What you will do: Lines containing the word "Cambridge" are to be copied from the data below.

Data under study:
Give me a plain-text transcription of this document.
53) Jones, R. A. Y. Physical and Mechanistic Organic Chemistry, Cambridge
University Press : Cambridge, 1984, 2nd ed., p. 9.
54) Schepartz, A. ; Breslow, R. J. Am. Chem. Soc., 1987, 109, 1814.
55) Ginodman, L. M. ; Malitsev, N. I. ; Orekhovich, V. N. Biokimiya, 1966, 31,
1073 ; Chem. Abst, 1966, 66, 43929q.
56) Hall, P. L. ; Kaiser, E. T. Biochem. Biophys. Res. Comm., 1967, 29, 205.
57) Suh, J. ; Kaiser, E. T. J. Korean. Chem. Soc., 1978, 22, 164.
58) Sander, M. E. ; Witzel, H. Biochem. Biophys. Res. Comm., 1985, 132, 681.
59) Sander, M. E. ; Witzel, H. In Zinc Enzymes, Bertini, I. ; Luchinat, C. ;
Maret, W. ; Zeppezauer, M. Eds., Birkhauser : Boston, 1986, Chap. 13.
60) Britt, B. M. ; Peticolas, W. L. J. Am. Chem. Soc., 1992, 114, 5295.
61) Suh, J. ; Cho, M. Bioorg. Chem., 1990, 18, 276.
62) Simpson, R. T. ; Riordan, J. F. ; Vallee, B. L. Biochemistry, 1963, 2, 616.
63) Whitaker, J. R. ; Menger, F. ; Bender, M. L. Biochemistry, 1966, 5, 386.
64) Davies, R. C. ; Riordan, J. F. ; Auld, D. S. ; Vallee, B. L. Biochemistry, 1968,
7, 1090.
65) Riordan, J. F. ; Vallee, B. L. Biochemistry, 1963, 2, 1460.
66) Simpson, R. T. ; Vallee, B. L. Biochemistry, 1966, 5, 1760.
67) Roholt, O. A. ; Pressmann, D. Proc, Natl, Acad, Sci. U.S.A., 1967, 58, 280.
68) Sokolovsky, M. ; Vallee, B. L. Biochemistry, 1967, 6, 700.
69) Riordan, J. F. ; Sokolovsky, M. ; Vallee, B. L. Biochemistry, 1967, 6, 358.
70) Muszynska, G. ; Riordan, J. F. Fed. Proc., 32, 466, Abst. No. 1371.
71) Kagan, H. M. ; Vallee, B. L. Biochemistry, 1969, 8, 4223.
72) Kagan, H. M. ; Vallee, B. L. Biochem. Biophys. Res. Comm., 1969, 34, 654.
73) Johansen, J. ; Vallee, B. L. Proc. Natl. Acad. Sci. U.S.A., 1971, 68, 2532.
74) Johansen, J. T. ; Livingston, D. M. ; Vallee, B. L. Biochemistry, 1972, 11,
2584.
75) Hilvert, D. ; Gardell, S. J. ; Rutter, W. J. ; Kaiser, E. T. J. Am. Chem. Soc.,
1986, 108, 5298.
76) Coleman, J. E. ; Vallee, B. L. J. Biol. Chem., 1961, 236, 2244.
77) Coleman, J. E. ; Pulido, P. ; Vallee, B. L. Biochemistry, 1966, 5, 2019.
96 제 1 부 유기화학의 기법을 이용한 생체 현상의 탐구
...
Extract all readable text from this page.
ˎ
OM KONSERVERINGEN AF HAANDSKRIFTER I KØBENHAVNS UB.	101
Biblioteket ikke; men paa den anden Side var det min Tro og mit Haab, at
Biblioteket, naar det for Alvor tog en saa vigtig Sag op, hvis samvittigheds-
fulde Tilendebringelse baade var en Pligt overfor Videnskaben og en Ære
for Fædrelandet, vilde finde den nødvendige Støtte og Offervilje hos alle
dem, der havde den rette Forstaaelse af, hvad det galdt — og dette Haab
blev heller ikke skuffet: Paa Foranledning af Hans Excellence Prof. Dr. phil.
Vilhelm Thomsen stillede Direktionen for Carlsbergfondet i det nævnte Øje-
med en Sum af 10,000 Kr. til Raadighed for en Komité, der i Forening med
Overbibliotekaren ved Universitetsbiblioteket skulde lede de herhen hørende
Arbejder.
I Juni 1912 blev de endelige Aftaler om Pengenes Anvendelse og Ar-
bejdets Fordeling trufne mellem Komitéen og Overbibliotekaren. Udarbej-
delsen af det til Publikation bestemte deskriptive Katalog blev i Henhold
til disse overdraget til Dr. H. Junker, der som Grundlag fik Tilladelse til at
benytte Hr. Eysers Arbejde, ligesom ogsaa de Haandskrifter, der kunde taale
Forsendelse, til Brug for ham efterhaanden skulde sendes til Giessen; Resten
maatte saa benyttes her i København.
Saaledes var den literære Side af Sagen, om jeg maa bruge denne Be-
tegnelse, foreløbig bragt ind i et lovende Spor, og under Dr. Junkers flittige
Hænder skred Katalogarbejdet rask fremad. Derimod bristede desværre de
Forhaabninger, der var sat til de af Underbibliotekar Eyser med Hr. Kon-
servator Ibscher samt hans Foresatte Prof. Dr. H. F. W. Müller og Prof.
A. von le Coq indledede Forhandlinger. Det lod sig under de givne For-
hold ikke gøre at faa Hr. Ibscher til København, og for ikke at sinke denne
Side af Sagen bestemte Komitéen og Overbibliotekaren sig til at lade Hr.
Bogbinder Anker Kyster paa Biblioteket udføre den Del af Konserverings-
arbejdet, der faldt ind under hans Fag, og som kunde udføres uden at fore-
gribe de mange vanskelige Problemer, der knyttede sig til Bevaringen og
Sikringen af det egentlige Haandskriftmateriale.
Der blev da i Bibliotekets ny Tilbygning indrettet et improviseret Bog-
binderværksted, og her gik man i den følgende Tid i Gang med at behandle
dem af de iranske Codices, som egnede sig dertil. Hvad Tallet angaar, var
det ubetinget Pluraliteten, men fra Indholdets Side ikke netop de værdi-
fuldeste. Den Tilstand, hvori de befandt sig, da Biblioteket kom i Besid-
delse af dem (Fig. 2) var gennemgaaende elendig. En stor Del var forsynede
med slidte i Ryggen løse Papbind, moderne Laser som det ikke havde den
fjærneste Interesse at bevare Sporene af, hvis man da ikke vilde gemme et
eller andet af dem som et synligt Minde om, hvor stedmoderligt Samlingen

Output:
53) Jones, R. A. Y. Physical and Mechanistic Organic Chemistry, Cambridge
University Press : Cambridge, 1984, 2nd ed., p. 9.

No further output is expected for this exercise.